_Kutipan Pilihan_.

_ _ _ _

Hamba-hamba Allah menjumpai sikap seperti itu setiap hari, tetapi hal itu hendaknya tidak mempengaruhi mereka. Orang-orang Kristen yang matang menerima prinsip bahwa ”bukan pribadi yang merekomendasikan diri sendiri yang diperkenan, melainkan orang yang direkomendasikan Yehuwa”.—2 Korintus 10:18.
Menerapkan prinsip di Filipi 2:3, 4 akan membantu. Ayat ini mendorong Saudara untuk ”tidak melakukan apa pun karena sifat suka bertengkar atau karena menganggap diri penting, tetapi dengan rendah hati, menganggap orang lain lebih tinggi daripada kamu”. Dengan demikian, Saudara akan ”menaruh perhatian, bukan dengan minat pribadi kepada persoalanmu sendiri saja, tetapi juga dengan minat pribadi kepada persoalan orang lain”.

_ _ _ _

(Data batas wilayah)
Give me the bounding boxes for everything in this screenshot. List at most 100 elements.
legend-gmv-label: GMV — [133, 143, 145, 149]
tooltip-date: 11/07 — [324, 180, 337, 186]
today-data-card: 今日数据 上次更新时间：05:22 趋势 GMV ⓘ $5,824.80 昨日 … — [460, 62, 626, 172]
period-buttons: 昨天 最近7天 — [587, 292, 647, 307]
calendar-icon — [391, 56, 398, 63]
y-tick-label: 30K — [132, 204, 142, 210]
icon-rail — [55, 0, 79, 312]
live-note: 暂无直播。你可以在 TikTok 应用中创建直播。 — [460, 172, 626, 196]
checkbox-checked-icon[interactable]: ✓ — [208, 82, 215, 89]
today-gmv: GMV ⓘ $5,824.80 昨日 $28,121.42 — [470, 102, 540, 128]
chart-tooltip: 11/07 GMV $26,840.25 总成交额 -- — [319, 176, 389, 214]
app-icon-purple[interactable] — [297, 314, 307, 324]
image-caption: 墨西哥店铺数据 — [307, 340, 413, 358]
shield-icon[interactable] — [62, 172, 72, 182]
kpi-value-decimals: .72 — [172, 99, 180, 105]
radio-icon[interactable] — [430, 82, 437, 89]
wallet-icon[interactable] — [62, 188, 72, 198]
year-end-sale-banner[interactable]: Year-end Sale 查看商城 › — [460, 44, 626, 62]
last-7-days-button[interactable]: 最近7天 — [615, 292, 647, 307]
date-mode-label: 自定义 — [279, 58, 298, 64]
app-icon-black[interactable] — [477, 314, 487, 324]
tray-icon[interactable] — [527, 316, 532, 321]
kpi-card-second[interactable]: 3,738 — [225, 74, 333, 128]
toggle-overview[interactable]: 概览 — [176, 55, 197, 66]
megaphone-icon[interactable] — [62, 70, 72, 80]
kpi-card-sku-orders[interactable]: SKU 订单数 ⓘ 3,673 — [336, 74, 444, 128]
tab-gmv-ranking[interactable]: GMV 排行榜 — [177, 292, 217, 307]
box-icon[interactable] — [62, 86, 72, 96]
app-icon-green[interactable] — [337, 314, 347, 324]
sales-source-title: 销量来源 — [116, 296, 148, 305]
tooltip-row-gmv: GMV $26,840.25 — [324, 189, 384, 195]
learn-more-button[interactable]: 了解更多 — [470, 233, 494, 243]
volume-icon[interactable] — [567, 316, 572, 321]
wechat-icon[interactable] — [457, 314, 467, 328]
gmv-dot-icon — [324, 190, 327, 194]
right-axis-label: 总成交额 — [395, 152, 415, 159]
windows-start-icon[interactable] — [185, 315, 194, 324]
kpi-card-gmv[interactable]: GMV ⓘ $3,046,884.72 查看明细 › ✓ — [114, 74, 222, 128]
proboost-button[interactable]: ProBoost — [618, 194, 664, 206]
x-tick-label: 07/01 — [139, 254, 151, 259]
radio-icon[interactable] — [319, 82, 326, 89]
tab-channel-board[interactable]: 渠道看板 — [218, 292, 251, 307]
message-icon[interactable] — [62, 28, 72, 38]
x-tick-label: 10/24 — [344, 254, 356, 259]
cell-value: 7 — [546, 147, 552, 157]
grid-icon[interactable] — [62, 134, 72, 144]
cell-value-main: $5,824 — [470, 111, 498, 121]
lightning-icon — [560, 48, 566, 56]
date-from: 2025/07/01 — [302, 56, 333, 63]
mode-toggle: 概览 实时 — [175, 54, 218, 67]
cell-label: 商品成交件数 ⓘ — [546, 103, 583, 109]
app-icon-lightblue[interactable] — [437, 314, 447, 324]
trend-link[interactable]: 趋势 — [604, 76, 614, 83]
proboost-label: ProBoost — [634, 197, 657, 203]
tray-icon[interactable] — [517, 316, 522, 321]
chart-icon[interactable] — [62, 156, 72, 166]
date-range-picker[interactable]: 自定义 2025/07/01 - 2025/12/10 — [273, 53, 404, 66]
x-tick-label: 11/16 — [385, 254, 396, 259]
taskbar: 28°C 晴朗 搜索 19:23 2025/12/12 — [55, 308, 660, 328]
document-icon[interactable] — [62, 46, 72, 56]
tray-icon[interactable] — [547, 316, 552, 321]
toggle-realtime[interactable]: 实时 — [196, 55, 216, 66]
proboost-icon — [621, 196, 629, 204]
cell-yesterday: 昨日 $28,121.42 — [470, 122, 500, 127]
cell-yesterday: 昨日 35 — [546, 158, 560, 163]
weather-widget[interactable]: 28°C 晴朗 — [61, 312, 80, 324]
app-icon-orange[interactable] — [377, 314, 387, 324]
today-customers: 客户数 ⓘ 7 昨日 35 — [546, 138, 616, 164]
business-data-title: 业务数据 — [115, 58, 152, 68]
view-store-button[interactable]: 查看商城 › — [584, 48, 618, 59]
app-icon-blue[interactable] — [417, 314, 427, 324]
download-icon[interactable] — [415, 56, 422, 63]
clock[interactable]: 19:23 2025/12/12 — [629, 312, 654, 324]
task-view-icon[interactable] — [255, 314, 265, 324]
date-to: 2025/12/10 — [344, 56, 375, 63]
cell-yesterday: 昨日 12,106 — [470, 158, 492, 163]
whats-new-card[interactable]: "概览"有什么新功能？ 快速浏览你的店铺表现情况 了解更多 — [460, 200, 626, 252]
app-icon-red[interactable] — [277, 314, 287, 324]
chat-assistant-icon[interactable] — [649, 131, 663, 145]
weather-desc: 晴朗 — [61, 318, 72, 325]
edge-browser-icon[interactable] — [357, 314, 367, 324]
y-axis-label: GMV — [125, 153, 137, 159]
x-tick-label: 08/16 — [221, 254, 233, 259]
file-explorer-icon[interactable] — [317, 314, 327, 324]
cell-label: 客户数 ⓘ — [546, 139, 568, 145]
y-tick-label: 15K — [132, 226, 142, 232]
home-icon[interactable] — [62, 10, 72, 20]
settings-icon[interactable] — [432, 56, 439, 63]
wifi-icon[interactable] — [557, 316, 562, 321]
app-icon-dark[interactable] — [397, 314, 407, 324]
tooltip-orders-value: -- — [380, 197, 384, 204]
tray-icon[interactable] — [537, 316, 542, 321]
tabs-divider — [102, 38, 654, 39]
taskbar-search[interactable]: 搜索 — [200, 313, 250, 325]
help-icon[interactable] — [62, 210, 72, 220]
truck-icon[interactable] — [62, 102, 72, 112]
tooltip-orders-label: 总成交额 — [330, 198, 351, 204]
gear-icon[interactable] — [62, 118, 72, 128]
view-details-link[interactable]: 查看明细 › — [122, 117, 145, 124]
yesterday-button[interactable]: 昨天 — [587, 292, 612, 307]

_ _ _ _

_Soal dan Tugas_.
1. Tentukan apakah setiap pernyataan berikut sesuai dengan kutipan tentang kerendahan hati di atas, lalu jawab ya atau tidak disertai kata-kata penentu dari kutipan itu. (a) Hamba-hamba Allah jarang menjumpai sikap seperti itu. (b) Filipi 2:3, 4 mendorong orang untuk menganggap orang lain lebih tinggi. (c) Orang-orang Kristen yang matang menerima bahwa pribadi yang merekomendasikan diri sendiri adalah yang diperkenan.
2. Lanjutkan kutipan tentang kerendahan hati di atas, mulai setelah kalimat terakhirnya.

_Jawaban_.
1.
(a) Tidak: "Hamba-hamba Allah menjumpai sikap seperti itu setiap hari"
(b) Ya: "dengan rendah hati, menganggap orang lain lebih tinggi daripada kamu"
(c) Tidak: "bukan pribadi yang merekomendasikan diri sendiri yang diperkenan, melainkan orang yang direkomendasikan Yehuwa"

2.
Salah seorang yang memiliki sikap yang patut terhadap dirinya sendiri dan yang membuat penilaian yang masuk akal terhadap kelayakan dirinya sendiri adalah Gideon, seorang hakim di antara orang Ibrani zaman dahulu. Ia tidak mencari kedudukan sebagai pemimpin Israel. Akan tetapi, sewaktu ia ditunjuk untuk mengisi peranan itu, Gideon menarik perhatian kepada ketidaklayakan dirinya. ”Seribu milikku adalah yang paling kecil di Manasye, dan aku yang paling muda di rumah bapakku,” jelasnya.—Hakim 6:12-16.
Kemudian, setelah Yehuwa memberikan kemenangan kepada Gideon, orang-orang Efraim memancing perselisihan dengannya. Bagaimana reaksi Gideon? Apakah kemenangan yang didapatnya itu membuatnya merasa lebih penting? Tidak. Ia menghindari malapetaka dengan memberikan jawaban yang lembut. ”Apa yang telah kulakukan dibandingkan dengan kamu?” Gideon rendah hati.—Hakim 8:1-3.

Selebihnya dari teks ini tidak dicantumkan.